MATERIAL SHOWN

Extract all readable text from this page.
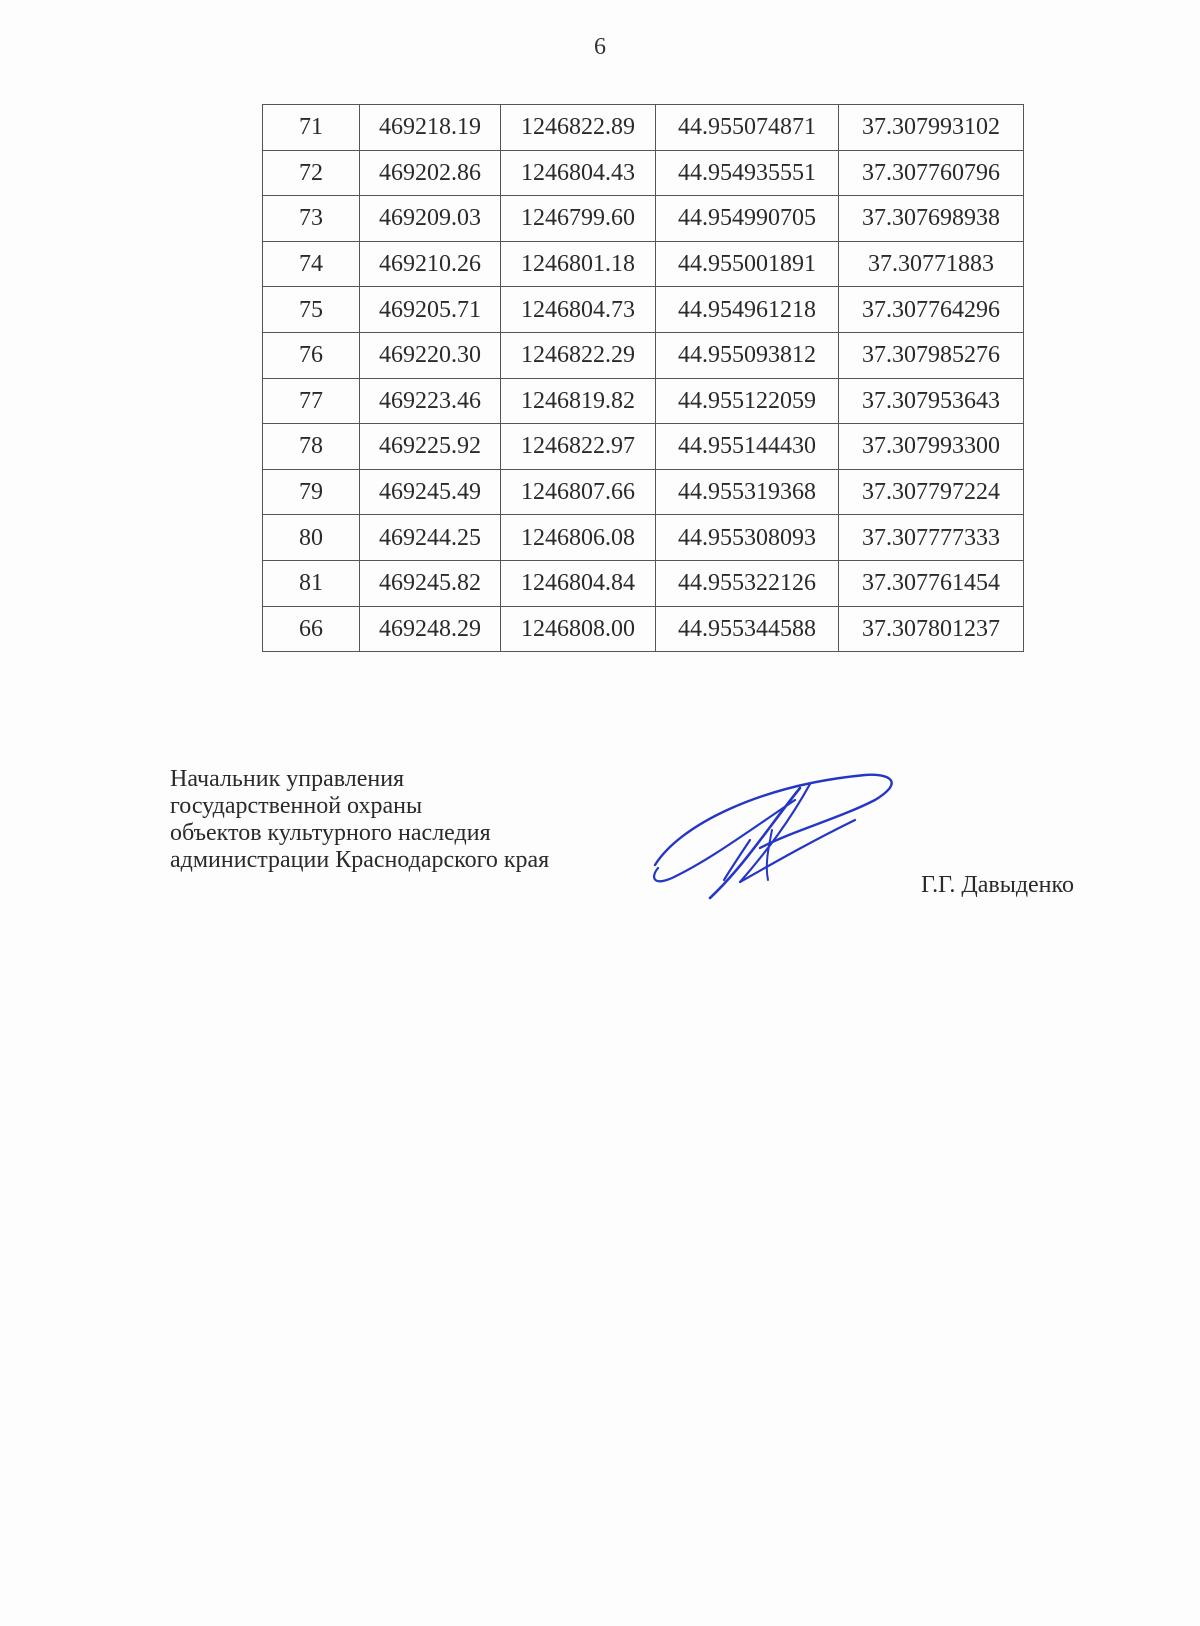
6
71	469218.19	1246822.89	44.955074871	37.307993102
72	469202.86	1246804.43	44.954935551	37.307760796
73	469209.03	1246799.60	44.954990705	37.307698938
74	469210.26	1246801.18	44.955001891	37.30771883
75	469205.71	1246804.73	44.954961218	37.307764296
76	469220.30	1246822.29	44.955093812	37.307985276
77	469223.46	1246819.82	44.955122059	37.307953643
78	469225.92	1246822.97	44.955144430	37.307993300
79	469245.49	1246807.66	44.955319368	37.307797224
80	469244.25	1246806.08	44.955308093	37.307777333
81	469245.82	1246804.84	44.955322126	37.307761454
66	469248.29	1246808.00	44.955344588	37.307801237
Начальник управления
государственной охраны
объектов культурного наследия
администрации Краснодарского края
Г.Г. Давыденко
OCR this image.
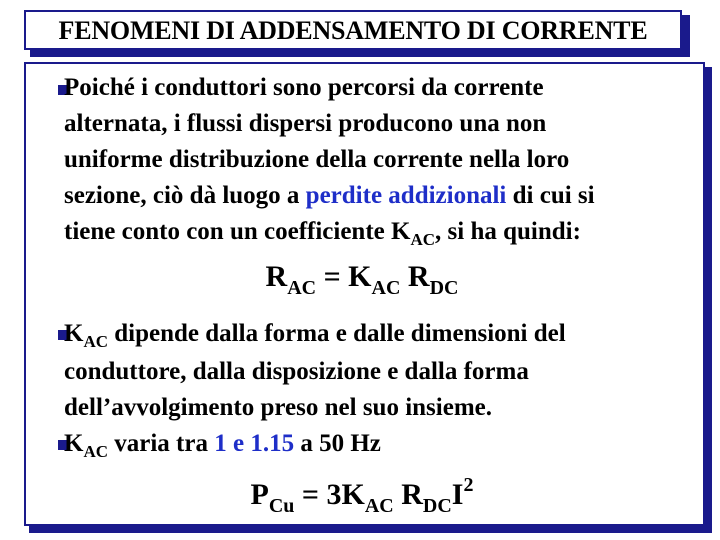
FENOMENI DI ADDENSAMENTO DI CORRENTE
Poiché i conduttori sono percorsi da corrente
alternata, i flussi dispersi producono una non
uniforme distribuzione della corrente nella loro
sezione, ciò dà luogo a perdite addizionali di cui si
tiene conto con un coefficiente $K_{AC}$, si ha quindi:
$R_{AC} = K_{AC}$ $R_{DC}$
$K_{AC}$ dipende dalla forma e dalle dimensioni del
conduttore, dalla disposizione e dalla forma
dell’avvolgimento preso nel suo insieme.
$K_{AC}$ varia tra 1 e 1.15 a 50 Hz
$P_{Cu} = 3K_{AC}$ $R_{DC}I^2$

YOUR GOAL
Pull out each line of the records holding the string "dalla".

CORRECT RESPONSE
$K_{AC}$ dipende dalla forma e dalle dimensioni del
conduttore, dalla disposizione e dalla forma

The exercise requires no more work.